_Work to be completed:_ Read the records and write them out again exactly.

_Data supplied:_
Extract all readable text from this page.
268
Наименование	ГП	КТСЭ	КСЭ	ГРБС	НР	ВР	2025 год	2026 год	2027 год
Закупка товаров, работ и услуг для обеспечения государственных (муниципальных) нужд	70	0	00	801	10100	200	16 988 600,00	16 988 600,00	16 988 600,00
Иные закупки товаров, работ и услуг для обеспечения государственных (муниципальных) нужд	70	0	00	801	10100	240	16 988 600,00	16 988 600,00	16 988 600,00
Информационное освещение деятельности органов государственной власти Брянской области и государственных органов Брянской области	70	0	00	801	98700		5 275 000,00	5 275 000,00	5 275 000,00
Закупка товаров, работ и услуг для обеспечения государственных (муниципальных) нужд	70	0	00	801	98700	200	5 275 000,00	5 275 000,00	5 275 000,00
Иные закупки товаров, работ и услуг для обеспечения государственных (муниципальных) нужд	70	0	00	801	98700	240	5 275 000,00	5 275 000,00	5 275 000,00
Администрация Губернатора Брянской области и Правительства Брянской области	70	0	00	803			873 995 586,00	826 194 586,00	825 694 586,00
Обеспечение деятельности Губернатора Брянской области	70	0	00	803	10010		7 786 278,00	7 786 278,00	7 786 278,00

_Answer to this problem:_
Extract all readable text from this page.
268
Наименование	ГП	КТСЭ	КСЭ	ГРБС	НР	ВР	2025 год	2026 год	2027 год
Закупка товаров, работ и услуг для обеспечения государственных (муниципальных) нужд	70	0	00	801	10100	200	16 988 600,00	16 988 600,00	16 988 600,00
Иные закупки товаров, работ и услуг для обеспечения государственных (муниципальных) нужд	70	0	00	801	10100	240	16 988 600,00	16 988 600,00	16 988 600,00
Информационное освещение деятельности органов государственной власти Брянской области и государственных органов Брянской области	70	0	00	801	98700		5 275 000,00	5 275 000,00	5 275 000,00
Закупка товаров, работ и услуг для обеспечения государственных (муниципальных) нужд	70	0	00	801	98700	200	5 275 000,00	5 275 000,00	5 275 000,00
Иные закупки товаров, работ и услуг для обеспечения государственных (муниципальных) нужд	70	0	00	801	98700	240	5 275 000,00	5 275 000,00	5 275 000,00
Администрация Губернатора Брянской области и Правительства Брянской области	70	0	00	803			873 995 586,00	826 194 586,00	825 694 586,00
Обеспечение деятельности Губернатора Брянской области	70	0	00	803	10010		7 786 278,00	7 786 278,00	7 786 278,00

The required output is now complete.